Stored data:
※
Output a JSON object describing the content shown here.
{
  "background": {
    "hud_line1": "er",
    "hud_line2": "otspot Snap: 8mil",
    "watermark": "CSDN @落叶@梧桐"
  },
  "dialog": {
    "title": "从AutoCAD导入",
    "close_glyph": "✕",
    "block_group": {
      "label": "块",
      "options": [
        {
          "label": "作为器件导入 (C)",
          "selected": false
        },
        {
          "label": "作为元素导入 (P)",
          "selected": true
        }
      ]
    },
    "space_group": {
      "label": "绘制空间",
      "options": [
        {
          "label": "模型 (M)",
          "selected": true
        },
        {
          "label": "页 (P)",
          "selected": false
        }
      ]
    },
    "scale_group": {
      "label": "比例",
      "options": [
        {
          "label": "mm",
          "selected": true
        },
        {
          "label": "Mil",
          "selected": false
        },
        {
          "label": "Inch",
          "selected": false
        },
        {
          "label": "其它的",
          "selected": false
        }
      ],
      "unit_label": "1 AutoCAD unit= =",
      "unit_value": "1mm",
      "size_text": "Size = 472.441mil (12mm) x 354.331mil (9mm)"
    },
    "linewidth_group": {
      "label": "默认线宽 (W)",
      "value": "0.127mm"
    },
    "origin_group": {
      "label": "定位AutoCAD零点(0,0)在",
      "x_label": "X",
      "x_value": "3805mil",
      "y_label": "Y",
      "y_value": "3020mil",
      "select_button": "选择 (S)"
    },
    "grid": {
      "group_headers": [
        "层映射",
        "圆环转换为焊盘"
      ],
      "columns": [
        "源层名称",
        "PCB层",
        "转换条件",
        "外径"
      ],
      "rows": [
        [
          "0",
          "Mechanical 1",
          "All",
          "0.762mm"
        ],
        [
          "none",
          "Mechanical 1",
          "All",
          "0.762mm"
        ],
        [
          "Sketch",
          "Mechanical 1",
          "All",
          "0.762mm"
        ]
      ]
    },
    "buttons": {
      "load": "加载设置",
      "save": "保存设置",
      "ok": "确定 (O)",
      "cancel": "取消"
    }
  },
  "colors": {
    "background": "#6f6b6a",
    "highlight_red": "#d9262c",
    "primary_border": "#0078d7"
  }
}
※
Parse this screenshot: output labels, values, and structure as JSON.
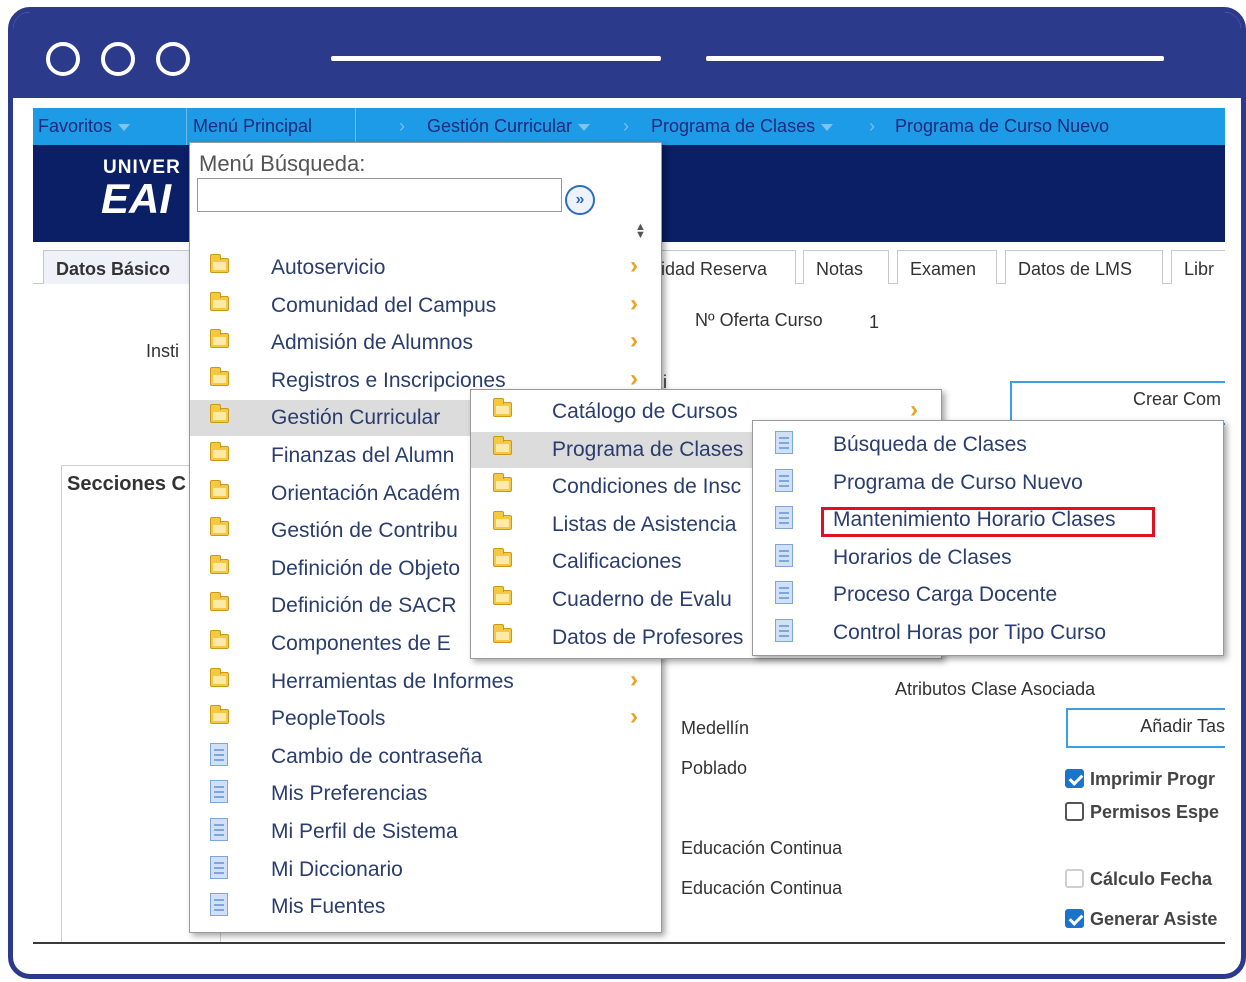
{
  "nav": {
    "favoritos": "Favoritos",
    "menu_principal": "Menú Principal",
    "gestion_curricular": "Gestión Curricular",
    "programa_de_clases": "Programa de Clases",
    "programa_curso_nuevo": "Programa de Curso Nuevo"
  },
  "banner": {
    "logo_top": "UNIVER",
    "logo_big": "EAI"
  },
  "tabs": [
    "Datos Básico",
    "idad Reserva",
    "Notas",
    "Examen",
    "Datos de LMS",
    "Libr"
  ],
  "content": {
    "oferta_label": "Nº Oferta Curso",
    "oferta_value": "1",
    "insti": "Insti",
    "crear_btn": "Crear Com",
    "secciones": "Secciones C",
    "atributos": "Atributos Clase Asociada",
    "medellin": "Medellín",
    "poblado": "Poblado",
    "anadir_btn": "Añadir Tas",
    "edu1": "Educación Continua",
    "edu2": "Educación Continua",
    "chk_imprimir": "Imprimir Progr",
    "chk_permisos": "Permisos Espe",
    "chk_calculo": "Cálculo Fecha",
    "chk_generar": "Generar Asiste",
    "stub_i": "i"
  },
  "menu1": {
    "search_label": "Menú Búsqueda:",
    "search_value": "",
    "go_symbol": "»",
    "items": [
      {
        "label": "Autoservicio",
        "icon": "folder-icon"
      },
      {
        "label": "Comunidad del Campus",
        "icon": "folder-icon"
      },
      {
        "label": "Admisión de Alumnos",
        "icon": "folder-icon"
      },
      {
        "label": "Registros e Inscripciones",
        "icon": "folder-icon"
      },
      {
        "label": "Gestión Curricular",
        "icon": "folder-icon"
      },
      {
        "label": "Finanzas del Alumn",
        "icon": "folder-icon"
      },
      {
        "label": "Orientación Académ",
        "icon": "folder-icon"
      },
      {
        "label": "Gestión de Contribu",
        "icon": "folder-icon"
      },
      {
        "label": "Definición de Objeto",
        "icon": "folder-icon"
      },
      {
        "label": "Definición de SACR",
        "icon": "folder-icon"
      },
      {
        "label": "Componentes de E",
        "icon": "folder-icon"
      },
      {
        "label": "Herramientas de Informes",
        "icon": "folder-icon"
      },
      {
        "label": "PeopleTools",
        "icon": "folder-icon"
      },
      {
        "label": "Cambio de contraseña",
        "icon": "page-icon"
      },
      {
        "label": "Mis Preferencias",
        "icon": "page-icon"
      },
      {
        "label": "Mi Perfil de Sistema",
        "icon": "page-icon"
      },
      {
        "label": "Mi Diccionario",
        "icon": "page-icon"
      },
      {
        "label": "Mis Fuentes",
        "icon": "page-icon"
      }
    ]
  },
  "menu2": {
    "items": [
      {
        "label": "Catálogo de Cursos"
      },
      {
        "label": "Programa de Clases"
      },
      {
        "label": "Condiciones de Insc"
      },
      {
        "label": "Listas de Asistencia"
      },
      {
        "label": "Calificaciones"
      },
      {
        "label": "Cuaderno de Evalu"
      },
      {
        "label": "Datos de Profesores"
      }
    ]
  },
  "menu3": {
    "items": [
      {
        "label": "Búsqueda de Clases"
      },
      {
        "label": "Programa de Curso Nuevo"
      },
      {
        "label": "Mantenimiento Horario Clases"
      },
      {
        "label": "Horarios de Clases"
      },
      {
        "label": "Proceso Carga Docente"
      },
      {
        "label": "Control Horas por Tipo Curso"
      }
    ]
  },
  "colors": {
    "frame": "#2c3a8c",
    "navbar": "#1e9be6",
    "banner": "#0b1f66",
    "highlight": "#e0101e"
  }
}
※
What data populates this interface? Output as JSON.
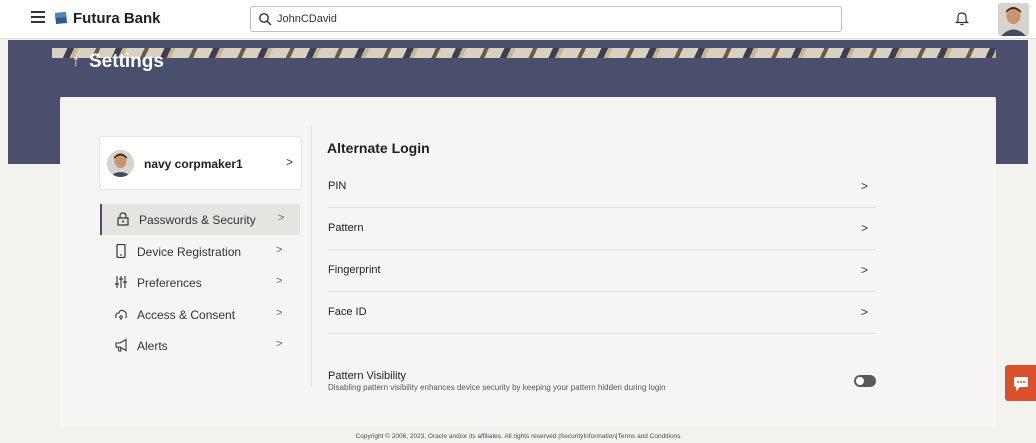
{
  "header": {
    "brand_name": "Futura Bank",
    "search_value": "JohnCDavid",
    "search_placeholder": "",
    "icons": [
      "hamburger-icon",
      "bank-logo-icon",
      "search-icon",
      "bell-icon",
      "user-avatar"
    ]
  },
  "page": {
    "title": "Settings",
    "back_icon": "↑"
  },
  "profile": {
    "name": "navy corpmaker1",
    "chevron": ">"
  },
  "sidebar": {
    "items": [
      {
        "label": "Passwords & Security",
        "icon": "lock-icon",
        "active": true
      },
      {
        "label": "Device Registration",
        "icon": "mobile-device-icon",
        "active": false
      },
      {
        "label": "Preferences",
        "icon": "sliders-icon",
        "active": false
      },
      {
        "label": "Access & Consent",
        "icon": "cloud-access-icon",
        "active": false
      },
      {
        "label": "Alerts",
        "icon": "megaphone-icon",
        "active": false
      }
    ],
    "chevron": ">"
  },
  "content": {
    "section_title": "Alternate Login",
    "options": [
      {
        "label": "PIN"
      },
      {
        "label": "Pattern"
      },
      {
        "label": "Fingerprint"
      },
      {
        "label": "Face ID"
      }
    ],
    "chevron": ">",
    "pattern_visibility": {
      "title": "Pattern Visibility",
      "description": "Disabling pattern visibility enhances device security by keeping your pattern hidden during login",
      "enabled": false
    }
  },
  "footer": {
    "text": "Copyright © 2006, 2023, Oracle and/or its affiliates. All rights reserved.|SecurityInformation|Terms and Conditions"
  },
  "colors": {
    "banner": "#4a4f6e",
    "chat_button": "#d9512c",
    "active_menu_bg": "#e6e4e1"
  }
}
※
→ What the task asks: Count up the lines in the listing that hold the word "Gestión", and give that number only.

→ Solution: 3